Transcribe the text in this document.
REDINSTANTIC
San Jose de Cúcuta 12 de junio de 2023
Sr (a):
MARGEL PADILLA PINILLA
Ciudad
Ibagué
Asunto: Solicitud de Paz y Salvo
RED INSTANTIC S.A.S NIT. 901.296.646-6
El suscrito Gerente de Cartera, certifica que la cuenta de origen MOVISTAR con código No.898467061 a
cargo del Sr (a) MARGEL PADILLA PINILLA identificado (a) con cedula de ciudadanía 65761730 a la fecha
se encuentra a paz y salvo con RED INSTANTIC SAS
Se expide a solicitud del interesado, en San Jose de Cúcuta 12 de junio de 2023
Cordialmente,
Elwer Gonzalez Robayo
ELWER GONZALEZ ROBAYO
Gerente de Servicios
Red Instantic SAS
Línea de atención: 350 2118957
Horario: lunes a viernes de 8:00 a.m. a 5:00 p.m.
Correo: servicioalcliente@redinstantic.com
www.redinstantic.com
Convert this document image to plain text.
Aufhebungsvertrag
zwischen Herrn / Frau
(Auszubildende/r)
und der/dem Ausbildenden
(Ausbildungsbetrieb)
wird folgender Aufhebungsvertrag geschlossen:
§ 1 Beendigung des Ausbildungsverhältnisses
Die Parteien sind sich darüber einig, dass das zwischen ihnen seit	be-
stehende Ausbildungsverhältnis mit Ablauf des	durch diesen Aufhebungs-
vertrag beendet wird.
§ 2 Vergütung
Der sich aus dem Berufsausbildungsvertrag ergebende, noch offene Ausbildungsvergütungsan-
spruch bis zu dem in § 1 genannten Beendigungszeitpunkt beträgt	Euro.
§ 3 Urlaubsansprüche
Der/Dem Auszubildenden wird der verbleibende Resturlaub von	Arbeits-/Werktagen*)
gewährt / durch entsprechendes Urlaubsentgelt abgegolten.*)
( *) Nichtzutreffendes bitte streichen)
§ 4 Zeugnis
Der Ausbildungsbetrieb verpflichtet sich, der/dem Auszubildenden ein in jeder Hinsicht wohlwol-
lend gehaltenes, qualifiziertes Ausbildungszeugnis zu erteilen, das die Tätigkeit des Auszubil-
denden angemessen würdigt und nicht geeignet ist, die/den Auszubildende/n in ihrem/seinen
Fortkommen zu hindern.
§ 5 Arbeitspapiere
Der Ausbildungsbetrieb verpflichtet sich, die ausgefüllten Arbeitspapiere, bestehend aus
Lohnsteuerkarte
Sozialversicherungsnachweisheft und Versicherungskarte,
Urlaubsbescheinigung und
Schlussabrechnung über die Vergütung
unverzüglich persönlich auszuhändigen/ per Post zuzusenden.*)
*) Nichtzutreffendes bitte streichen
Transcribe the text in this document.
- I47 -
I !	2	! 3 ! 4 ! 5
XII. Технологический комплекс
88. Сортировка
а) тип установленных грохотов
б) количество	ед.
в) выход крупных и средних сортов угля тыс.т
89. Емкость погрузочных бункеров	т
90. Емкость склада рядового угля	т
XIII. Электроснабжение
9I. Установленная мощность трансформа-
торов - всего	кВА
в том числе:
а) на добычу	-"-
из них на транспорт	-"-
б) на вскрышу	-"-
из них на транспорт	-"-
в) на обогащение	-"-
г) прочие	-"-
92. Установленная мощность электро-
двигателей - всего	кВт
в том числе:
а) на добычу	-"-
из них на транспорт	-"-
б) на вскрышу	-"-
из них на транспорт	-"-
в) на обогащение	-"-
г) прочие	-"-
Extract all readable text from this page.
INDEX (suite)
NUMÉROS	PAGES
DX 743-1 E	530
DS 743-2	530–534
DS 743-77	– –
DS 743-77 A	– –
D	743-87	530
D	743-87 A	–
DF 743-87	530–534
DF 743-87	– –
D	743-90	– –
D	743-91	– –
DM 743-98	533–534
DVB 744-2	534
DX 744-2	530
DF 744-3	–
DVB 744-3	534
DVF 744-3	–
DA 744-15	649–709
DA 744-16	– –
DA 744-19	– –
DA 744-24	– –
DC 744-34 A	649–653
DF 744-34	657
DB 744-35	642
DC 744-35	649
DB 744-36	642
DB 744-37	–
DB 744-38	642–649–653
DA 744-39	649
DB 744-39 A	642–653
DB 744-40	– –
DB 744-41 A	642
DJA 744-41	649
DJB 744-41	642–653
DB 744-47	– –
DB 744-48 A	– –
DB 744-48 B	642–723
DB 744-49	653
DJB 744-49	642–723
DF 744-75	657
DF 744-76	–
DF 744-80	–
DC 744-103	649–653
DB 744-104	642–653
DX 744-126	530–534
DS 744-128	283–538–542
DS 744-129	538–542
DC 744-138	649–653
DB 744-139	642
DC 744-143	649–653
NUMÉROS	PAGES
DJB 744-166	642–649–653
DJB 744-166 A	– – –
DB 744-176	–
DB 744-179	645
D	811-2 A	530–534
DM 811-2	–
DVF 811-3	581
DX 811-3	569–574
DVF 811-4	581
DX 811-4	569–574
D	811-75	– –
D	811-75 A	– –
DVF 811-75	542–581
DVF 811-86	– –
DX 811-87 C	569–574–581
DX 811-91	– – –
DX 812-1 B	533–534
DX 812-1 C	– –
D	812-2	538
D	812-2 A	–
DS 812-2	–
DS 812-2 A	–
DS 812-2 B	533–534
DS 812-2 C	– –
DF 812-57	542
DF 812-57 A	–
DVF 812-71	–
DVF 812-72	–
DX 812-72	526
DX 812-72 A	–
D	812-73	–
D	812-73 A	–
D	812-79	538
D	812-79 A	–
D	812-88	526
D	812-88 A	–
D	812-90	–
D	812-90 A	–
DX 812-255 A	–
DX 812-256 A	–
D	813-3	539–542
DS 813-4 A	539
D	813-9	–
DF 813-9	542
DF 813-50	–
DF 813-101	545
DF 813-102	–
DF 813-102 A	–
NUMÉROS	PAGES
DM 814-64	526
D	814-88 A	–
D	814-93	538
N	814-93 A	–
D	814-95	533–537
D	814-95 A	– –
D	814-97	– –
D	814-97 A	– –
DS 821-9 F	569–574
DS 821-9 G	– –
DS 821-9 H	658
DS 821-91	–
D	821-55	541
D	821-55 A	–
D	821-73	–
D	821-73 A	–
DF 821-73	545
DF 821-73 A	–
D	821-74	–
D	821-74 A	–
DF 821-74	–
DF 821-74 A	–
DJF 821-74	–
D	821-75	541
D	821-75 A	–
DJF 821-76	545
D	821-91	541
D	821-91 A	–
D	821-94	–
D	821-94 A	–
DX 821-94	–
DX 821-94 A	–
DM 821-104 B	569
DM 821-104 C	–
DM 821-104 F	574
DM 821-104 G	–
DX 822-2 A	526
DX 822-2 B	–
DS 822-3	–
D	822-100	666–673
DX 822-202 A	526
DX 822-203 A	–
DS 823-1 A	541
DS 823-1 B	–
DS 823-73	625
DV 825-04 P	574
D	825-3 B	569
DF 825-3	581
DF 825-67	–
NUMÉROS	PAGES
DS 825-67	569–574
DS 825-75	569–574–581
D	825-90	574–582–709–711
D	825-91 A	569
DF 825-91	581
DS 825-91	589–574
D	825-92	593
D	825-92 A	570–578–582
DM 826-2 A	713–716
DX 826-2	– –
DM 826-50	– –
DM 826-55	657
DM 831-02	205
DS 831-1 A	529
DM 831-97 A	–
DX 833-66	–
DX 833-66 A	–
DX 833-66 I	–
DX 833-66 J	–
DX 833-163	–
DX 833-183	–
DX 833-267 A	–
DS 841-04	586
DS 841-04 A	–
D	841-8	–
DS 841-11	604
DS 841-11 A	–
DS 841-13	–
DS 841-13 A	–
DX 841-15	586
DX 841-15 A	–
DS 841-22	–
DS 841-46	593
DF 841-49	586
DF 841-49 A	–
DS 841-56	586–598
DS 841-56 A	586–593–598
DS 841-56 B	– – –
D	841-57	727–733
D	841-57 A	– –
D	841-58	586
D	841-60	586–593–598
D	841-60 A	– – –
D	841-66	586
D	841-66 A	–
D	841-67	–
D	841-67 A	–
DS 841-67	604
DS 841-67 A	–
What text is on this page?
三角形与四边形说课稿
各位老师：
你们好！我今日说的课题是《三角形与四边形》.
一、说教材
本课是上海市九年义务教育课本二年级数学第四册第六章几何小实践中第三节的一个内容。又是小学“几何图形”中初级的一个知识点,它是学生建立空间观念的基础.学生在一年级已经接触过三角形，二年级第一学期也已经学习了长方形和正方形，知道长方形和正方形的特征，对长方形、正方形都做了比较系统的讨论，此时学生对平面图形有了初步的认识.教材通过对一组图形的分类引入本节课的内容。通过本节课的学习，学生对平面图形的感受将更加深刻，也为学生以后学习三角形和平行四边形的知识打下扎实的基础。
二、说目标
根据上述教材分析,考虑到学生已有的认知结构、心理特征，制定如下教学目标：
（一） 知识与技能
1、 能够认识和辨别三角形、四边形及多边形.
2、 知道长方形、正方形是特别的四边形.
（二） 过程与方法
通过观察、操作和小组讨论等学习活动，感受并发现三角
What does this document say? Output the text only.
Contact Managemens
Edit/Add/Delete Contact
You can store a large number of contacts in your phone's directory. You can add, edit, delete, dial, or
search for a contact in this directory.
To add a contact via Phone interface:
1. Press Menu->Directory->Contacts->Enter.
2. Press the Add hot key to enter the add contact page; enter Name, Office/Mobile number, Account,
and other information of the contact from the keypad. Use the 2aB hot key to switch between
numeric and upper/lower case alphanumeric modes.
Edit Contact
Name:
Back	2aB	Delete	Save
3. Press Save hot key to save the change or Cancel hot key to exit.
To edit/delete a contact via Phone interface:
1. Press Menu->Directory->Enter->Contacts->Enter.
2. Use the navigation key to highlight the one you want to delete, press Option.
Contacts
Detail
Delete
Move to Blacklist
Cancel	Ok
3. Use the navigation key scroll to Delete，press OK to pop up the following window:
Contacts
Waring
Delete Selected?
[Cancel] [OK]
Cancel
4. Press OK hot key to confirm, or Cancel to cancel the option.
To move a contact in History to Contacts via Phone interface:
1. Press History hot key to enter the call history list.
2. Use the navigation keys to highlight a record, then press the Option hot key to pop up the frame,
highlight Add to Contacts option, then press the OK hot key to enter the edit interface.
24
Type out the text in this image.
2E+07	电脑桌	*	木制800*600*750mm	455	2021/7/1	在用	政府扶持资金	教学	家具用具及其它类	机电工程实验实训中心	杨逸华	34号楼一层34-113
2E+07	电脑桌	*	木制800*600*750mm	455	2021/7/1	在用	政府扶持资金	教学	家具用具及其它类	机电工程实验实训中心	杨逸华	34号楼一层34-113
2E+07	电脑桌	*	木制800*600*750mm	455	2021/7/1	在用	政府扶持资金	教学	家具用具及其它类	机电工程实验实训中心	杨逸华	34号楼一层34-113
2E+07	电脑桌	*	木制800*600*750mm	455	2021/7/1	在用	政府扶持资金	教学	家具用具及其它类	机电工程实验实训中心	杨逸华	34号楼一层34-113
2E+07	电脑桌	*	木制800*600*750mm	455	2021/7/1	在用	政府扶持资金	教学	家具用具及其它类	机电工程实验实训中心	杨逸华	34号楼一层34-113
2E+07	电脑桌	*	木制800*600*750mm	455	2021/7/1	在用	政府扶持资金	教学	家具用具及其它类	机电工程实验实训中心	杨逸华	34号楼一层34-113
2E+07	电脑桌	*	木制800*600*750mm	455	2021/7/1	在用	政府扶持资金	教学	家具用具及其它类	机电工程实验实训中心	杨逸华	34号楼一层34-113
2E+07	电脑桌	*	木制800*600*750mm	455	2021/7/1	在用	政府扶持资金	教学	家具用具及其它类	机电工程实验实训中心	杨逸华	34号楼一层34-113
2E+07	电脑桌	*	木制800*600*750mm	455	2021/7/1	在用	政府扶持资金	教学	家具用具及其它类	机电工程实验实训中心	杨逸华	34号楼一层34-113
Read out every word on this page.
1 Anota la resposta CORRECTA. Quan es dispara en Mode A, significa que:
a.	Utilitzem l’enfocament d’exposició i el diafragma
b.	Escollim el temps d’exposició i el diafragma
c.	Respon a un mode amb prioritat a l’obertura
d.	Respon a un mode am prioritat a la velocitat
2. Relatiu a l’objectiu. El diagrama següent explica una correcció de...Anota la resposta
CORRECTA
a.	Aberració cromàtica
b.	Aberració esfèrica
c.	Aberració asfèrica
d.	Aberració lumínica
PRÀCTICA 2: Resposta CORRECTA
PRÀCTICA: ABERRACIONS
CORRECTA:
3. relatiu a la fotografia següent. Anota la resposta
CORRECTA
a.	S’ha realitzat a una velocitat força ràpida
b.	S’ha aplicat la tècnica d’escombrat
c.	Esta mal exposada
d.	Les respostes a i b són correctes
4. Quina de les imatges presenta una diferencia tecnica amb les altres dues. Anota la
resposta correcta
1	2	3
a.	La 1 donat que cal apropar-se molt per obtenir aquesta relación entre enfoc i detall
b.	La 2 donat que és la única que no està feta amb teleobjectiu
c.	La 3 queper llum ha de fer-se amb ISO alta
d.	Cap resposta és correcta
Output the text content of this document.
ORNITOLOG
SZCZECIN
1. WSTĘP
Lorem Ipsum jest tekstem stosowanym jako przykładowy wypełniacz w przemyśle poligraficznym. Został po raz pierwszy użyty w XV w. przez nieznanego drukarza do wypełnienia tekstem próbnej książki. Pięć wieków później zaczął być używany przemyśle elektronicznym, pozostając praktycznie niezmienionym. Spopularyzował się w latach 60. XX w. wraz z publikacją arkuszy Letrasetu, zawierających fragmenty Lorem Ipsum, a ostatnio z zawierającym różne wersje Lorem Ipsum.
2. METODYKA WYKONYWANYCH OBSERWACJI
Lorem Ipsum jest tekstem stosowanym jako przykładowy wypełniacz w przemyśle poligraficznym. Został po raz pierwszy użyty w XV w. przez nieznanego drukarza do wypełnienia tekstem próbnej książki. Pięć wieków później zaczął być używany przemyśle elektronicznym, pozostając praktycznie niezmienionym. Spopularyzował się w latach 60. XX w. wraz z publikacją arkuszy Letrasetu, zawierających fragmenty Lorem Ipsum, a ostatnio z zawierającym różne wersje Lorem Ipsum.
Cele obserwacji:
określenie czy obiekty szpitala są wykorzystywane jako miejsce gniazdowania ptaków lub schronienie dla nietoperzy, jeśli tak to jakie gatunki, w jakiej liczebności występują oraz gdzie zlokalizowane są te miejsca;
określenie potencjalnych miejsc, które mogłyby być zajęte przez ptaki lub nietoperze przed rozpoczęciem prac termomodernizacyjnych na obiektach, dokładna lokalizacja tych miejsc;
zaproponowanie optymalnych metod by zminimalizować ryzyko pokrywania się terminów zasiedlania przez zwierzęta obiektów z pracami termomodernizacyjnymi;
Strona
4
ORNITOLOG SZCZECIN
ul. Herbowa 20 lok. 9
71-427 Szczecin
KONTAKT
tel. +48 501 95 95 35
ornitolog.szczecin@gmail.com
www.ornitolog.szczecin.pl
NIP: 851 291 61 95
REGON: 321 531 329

•••••

Return from the data every line that holds "highlight".

| Task solution |
2. Use the navigation key to highlight the one you want to delete, press Option.
2. Use the navigation keys to highlight a record, then press the Option hot key to pop up the frame,
highlight Add to Contacts option, then press the OK hot key to enter the edit interface.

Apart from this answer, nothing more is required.